A questão da chuva e da disponibilidade de água foi bastante presente na COP. Acho que vale acompanhar de perto, porque a gente já está vendo o Pantanal não tendo a mesma recuperação de água estacional que a gente tinha antes. Estamos em uma década chave, a década da emergência climática, e se não tiver uma mudança nos padrões das emissões nos próximos anos, até 2030, a gente vai ter esse aumento na temperatura. O objetivo de manter as mudanças climáticas em 1,5°C, nessa altura do campeonato, está impossível.
MidiaNews – Quando deveremos começar a sentir esses efeitos de forma mais profunda?
Alice Thuault – Já estamos sentindo. Já estamos em um mundo mais quente. Tivemos grandes incêndios em 2019 , e em 2020 o Pantanal queimou. A cada ano que passa os focos de calor e as superfícies queimadas são maiores do que as do ano anterior. A maioria deles são práticas de limpeza de pastagem que estão saindo do controle, claro que pode ter gente maluca que vai colocar fogo, mas não dá para pensar que as pessoas estão fazendo isso para criar esses desastres. Têm estudos que mostram que o aumento de queimadas, tão fortes em Mato Grosso, tem a ver com mudanças climáticas, que a redução da disponibilidade de água também, além dos impactos na saúde e questões respiratórias.
MidiaNews – Se nada for feito para interromper o avanço do aquecimento global, quando o agro passará a sentir com mais força seus impactos?
Alice Thuault – Também já está acontecendo. O IPCC (Intergovernmental Panel on Climate Change), coletivo internacional de cientistas que fala sobre mudanças climáticas, já têm avaliações de quanto os países estão perdendo, avaliando em perda e produtividade, aumento dos desastres ambientais etc. Em janeiro teremos novas enchentes e isso tem custos. Dentro do estudo da Embrapa tem os custos da adaptação e se avalia que no Brasil, a cada tonelada de carbono emitido, perde cerca de 24 dólares. Sabendo que a gente emite bilhões de toneladas, é um custo grande para a economia.
MidiaNews – Muito se falou antes da COP-27 sobre boicote às exportações por causa do desmatamento no Cerrado. O que ficou definido em relação a este assunto?
Alice Thuault – A COP não é um espaço de negociações comerciais e quando falamos disso, falamos de negociações comerciais e acordos bilaterais ou acordo coletivos dentro das cadeias. Saiu uma carta de grandes players do mercado de commodities que foi avaliada pelas organizações da sociedade civil como muito fracas, porque a meta de redução do desmatamento estava muito lá na frente.
Hoje sabemos como tirar o desmatamento das cadeias e quais passos precisam ser dados. Isso tem a ver com transparência dos dados, como por exemplo, a guia do transporte dos animais dentro da cadeia de pecuária, a transparência na parte da soja com relação às compras, modelos de rastreabilidade, etc. Mas isso tem um custo e pode gerar conflitos com os fornecedores, e ainda não trazer uma solução. O certo seria ter exclusão de lista, mas apoio para os produtores se regularizarem e pararem de desmatar. Essas soluções ainda estão acontecendo em ritmo bem lento.
Existem movimentações que dão sinais de que a produção de carne, soja e outras atreladas a essas vão precisar ser adequadas. Não existe uma resposta muito clara, nem do mercado nem do governo de Mato Grosso em relação a isso. O governo de MT tem programas de regularização que são programas voluntários e que precisariam entrar em um compasso muito mais obrigatório. Está muito claro que a produção mato-grossense precisa ser adequada e é melhor se adequar agora que têm recursos de financiamento climáticos para fazer isso acontecer.

> [Dados para análise]
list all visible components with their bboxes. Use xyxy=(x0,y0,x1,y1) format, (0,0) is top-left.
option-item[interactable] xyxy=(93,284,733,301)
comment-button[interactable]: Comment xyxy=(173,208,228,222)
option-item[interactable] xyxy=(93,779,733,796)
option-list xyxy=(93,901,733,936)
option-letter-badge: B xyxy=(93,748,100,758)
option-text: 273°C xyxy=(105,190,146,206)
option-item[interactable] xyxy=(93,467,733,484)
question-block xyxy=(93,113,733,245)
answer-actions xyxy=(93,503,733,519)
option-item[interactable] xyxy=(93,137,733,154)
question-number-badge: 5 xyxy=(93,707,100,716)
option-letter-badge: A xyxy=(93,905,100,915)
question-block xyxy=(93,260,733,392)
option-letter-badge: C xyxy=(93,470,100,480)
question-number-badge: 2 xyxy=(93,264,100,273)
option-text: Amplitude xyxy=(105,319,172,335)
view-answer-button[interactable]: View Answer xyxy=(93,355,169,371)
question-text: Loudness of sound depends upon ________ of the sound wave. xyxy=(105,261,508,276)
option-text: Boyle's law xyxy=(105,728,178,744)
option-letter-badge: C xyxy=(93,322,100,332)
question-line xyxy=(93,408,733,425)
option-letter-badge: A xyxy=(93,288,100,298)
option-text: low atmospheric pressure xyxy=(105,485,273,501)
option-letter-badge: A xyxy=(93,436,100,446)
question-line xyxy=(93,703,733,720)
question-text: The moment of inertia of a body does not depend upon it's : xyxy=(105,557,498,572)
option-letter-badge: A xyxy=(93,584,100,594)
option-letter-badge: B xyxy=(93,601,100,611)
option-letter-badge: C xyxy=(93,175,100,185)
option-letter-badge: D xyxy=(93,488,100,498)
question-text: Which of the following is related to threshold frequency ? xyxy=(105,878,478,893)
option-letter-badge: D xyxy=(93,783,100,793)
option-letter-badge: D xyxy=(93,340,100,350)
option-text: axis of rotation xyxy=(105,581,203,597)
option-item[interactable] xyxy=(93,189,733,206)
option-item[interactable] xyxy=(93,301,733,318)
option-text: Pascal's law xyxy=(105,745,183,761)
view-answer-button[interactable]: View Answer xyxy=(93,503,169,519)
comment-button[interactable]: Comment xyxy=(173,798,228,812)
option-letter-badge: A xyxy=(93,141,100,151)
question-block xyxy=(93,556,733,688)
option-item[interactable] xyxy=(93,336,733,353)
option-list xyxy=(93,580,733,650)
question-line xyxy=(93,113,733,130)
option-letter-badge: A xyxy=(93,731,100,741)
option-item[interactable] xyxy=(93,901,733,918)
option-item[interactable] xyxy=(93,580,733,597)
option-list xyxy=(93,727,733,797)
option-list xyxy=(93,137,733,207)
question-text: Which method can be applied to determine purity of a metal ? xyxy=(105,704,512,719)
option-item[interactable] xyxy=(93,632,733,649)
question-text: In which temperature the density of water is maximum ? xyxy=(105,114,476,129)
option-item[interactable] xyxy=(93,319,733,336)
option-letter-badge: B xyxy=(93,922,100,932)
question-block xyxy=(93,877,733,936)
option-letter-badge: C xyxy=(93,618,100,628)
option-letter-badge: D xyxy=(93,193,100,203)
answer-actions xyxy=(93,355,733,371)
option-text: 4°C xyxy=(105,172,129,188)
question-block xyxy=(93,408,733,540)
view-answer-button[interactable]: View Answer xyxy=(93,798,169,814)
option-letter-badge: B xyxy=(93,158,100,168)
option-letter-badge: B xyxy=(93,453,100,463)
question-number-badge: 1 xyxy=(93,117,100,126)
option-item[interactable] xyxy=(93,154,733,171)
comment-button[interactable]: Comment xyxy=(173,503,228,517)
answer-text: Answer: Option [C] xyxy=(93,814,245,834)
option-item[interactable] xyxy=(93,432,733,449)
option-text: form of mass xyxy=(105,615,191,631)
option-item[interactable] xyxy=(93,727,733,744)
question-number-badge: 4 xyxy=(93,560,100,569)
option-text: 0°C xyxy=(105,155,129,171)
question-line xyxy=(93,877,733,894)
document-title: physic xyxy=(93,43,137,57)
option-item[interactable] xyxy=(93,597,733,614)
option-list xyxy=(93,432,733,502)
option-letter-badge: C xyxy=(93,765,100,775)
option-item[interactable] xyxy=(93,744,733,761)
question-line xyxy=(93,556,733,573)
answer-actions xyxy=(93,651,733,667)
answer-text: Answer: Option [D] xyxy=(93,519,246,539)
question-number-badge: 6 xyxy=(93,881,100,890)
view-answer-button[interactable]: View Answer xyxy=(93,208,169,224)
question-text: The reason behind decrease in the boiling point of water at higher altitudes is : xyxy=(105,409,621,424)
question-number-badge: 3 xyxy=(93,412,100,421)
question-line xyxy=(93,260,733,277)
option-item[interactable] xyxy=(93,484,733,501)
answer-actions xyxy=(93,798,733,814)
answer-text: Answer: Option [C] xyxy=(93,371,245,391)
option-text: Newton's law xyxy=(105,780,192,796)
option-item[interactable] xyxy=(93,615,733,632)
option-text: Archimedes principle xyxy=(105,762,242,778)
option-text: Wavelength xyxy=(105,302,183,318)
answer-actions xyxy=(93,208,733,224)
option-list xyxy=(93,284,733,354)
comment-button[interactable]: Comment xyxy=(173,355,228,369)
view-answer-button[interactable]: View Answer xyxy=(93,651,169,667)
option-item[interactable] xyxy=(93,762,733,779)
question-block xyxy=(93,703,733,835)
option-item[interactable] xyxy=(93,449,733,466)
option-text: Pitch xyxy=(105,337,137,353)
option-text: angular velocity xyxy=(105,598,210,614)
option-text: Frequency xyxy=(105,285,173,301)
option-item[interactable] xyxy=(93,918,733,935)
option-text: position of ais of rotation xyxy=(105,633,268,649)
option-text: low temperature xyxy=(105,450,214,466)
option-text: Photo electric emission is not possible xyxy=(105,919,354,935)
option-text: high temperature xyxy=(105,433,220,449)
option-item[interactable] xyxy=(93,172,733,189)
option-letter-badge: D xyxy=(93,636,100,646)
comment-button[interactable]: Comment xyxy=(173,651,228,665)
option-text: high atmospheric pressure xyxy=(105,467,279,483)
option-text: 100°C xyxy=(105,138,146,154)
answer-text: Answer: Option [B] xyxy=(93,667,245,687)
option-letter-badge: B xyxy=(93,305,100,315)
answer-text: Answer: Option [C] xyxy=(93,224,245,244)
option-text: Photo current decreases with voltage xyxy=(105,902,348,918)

> [O que produzir] Transcreva da entrevista, sem alterações, a parte que começa com "A questão da" e segue até "forma mais profunda?". As linhas não fazem falta aqui.

> [Resposta]
A questão da chuva e da disponibilidade de água foi bastante presente na COP. Acho que vale acompanhar de perto, porque a gente já está vendo o Pantanal não tendo a mesma recuperação de água estacional que a gente tinha antes. Estamos em uma década chave, a década da emergência climática, e se não tiver uma mudança nos padrões das emissões nos próximos anos, até 2030, a gente vai ter esse aumento na temperatura. O objetivo de manter as mudanças climáticas em 1,5°C, nessa altura do campeonato, está impossível.
MidiaNews – Quando deveremos começar a sentir esses efeitos de forma mais profunda?